» YOUR INSTRUCTIONS: Locate the string "this" in the records below. Copy every line where it occurs.

···

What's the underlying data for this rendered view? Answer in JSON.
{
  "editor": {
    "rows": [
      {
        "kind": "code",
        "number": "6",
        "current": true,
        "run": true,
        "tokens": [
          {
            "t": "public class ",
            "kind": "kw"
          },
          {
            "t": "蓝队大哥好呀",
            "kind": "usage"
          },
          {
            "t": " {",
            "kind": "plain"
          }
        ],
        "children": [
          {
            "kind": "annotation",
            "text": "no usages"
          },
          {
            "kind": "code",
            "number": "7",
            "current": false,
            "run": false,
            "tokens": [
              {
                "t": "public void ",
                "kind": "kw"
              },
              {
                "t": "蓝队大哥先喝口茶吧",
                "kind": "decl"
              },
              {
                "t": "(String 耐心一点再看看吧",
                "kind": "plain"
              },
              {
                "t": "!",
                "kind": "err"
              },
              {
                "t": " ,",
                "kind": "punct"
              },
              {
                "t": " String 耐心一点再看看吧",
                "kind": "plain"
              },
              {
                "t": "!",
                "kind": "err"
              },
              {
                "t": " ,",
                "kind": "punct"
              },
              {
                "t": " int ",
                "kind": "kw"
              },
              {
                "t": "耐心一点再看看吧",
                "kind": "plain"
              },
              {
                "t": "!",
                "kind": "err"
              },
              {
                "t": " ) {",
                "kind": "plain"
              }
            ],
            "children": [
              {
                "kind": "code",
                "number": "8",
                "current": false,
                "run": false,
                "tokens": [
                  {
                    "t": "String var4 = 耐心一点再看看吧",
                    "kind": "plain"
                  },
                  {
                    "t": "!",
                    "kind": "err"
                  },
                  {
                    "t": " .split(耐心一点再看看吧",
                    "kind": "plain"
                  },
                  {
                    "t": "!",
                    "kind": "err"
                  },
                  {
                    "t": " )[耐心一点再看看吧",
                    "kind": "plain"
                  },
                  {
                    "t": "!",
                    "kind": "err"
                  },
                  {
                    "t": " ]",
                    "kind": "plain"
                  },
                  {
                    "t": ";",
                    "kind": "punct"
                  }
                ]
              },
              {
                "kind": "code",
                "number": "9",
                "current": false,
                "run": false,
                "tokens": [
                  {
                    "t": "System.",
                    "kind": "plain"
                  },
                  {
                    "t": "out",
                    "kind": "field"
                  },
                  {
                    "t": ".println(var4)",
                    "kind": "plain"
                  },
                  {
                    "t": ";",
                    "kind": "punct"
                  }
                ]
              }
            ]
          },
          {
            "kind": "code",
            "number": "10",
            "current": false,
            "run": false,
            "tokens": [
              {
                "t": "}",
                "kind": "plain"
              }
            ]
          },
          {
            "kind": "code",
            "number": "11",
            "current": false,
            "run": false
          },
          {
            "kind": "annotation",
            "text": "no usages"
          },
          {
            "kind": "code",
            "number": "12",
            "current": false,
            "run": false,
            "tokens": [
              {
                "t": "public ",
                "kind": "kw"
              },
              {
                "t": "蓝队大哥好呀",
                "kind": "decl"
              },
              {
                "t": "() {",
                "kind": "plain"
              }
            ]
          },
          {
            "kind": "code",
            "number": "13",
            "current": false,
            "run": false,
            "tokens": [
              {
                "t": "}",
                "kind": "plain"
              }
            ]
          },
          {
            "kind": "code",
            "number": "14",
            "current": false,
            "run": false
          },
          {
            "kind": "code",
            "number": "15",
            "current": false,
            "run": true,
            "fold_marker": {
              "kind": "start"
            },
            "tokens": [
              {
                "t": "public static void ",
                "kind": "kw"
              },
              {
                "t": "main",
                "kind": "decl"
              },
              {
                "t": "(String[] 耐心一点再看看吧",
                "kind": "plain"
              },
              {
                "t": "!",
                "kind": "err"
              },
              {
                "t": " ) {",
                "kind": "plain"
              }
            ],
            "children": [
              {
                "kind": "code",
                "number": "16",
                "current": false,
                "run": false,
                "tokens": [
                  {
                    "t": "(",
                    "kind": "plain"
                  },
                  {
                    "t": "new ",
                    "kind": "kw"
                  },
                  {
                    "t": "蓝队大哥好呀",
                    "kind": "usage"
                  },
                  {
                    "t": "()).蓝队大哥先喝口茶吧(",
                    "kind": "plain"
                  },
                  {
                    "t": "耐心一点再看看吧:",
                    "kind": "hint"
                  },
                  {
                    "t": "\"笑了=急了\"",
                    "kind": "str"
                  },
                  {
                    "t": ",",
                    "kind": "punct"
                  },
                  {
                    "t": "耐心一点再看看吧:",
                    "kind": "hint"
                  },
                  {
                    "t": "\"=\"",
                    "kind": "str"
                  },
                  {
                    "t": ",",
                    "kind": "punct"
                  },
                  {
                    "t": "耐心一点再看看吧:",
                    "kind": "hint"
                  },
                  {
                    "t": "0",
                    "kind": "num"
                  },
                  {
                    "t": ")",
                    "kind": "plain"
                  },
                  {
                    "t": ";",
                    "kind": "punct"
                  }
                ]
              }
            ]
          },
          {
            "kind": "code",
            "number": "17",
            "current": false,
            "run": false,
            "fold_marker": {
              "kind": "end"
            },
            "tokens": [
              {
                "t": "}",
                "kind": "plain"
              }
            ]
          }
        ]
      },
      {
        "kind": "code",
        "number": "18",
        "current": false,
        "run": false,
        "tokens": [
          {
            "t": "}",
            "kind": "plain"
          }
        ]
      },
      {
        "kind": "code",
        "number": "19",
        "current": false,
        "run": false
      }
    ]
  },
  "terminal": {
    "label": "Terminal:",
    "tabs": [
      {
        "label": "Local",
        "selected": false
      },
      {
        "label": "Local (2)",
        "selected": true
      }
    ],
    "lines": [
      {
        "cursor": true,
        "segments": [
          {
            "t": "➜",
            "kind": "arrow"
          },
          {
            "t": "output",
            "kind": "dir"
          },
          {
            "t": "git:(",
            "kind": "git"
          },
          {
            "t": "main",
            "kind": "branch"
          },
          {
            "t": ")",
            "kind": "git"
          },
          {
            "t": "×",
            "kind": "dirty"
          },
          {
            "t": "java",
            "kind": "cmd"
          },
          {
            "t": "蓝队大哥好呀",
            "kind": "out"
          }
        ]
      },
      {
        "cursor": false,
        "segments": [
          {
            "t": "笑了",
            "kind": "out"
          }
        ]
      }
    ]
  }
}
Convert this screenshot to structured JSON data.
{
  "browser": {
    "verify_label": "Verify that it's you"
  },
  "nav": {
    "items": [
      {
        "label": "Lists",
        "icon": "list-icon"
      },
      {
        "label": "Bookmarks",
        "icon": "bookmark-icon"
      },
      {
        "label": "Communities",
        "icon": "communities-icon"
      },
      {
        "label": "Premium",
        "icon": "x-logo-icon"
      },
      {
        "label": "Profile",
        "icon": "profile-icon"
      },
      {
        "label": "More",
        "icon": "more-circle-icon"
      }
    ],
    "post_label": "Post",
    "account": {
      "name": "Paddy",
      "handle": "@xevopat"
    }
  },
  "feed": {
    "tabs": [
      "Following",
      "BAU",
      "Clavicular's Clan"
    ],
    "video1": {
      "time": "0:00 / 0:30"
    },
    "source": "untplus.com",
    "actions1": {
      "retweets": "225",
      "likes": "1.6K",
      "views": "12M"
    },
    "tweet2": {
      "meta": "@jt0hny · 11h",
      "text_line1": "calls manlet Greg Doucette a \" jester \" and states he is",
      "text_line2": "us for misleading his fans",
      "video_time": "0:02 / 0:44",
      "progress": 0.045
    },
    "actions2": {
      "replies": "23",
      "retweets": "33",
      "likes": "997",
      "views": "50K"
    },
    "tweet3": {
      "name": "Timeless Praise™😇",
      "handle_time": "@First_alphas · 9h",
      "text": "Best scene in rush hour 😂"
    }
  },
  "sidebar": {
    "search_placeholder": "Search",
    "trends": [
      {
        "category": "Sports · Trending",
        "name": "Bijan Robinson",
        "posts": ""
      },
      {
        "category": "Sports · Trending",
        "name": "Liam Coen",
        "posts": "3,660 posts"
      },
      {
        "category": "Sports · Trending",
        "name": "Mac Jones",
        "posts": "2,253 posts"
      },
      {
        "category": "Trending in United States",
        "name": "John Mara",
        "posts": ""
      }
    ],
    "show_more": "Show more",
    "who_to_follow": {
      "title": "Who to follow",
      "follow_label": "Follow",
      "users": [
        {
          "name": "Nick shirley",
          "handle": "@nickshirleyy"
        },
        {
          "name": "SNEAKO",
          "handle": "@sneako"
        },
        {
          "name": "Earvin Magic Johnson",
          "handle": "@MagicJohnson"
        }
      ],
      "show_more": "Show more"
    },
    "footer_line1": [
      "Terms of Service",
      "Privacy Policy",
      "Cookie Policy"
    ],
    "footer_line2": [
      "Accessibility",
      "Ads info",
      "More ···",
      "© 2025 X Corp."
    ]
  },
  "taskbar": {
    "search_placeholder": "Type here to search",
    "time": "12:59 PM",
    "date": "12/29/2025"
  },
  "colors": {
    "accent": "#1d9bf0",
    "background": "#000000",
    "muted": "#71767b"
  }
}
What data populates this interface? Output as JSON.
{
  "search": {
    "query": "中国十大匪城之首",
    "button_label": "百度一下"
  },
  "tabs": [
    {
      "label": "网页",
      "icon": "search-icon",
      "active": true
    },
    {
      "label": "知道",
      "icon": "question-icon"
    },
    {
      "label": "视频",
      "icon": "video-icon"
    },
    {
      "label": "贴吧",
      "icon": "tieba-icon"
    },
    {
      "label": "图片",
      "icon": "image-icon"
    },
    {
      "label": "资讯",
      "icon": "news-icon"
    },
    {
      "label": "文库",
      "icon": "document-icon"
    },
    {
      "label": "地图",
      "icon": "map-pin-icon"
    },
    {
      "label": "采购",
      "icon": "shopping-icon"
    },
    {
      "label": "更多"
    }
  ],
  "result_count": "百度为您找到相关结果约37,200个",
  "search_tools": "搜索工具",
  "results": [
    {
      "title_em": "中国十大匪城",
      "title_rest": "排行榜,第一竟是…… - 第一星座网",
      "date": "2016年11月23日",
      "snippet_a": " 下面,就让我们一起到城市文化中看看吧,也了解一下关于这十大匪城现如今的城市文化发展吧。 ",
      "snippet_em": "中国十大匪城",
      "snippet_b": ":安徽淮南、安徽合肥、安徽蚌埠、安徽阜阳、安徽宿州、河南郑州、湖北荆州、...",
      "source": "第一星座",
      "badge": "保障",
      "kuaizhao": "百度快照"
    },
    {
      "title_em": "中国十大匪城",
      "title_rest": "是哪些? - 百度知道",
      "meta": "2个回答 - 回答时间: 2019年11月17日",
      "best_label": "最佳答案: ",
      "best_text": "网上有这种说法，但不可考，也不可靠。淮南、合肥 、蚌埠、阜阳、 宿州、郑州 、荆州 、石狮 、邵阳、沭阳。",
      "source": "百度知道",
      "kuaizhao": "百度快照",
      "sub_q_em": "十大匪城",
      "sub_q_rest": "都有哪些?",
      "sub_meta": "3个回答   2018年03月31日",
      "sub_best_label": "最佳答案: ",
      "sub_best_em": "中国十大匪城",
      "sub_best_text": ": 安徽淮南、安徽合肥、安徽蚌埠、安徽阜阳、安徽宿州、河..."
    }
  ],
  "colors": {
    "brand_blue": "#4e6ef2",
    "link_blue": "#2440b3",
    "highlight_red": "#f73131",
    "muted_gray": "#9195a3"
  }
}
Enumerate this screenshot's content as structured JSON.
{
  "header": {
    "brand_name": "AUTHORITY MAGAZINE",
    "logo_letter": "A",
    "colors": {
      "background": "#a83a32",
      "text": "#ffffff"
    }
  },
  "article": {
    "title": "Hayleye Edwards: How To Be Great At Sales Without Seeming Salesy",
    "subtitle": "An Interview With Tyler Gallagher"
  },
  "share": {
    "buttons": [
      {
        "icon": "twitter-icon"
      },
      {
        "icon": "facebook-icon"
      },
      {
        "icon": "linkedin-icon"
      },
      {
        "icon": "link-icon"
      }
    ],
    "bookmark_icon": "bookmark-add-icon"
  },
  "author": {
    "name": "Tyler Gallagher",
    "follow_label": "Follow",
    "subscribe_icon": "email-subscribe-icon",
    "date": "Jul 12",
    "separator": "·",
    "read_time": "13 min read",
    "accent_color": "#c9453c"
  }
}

···

» EXPECTED OUTPUT:
What's the underlying data for this rendered view? Answer in JSON.
Convert this screenshot to structured JSON data.
What data populates this interface? Output as JSON.
Enumerate this screenshot's content as structured JSON.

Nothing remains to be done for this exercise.